Bring together all lines of the material below that contain the string "default".

[Begin]

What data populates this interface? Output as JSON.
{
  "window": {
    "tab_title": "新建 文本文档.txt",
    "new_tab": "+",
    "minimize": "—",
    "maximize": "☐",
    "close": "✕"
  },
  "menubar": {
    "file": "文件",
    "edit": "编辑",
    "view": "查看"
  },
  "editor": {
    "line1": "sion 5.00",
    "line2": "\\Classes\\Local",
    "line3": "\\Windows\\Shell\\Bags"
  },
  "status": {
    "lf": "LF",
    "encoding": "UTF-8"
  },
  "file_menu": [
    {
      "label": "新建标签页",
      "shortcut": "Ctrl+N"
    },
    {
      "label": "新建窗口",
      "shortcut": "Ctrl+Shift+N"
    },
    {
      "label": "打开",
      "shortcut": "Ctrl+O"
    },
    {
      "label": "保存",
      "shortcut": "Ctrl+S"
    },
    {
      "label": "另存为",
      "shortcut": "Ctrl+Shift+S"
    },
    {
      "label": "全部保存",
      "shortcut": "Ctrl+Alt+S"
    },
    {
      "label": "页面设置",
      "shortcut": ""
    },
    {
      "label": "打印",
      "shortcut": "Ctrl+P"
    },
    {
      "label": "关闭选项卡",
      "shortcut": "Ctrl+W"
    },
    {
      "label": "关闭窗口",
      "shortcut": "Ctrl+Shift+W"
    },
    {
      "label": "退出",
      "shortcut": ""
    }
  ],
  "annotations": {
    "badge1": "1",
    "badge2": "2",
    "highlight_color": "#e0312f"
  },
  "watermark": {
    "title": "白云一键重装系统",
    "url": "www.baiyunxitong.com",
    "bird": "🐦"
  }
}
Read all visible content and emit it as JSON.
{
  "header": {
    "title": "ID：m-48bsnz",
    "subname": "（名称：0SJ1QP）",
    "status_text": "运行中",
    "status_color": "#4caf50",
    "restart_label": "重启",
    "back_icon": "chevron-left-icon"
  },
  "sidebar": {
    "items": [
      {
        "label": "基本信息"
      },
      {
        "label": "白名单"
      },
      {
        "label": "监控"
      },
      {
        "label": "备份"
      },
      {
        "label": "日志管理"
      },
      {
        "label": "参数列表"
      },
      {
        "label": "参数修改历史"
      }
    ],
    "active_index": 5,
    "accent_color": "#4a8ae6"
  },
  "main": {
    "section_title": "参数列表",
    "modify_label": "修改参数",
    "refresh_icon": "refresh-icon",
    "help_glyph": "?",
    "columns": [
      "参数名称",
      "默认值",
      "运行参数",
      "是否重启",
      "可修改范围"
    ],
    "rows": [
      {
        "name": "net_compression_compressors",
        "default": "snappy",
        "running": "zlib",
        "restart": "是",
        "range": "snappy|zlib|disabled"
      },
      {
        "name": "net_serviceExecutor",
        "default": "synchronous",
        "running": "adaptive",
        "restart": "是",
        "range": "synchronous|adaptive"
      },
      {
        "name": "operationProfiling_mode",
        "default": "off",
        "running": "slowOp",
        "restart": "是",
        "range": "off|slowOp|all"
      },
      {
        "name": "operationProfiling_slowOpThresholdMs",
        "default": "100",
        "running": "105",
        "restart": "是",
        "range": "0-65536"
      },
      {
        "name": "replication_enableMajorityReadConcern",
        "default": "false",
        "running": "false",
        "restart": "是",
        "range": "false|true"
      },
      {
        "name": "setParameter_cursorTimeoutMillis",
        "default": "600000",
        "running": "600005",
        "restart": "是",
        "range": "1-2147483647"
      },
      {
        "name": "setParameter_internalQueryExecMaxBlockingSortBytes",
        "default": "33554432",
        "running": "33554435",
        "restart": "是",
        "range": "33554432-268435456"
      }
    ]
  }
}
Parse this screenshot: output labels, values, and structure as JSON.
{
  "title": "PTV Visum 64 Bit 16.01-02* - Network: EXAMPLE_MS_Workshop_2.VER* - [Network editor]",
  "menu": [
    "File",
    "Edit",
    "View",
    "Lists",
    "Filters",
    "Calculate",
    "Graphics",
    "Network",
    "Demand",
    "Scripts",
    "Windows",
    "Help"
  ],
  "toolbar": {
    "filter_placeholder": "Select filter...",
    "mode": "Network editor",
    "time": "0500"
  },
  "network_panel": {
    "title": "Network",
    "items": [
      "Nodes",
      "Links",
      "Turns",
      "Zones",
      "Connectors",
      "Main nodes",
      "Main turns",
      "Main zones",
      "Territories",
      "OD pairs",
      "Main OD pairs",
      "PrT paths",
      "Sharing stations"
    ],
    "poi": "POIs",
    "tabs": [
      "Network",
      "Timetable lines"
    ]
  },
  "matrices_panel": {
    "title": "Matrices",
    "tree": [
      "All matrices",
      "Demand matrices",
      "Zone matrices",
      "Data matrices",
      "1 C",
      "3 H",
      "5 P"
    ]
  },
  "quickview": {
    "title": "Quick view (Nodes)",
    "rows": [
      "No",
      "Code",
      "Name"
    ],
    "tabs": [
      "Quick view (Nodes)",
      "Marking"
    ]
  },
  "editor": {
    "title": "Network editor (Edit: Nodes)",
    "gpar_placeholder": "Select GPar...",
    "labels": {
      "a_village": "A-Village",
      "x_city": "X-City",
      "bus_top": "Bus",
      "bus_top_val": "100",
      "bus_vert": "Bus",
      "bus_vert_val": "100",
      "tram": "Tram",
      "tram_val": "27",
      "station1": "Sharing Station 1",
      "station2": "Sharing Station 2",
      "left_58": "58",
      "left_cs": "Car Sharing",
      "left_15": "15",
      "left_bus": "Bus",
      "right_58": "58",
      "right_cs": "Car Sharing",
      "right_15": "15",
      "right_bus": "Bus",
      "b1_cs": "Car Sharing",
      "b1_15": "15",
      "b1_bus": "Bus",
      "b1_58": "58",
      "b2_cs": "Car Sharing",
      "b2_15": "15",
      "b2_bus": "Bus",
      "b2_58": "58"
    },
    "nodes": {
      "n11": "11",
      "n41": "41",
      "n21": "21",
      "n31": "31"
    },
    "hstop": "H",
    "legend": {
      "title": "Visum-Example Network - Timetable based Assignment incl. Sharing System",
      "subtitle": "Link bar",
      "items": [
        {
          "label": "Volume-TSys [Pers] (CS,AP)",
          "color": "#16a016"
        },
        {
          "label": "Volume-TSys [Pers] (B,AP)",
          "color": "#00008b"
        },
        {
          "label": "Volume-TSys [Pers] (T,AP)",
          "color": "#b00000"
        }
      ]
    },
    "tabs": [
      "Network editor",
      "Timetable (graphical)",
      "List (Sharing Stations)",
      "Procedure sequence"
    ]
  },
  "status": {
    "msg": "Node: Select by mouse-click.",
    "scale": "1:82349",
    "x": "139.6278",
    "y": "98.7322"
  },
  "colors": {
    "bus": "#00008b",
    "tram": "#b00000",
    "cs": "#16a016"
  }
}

[End]

# [Result of the task]
        "default": "snappy",
        "default": "synchronous",
        "default": "off",
        "default": "100",
        "default": "false",
        "default": "600000",
        "default": "33554432",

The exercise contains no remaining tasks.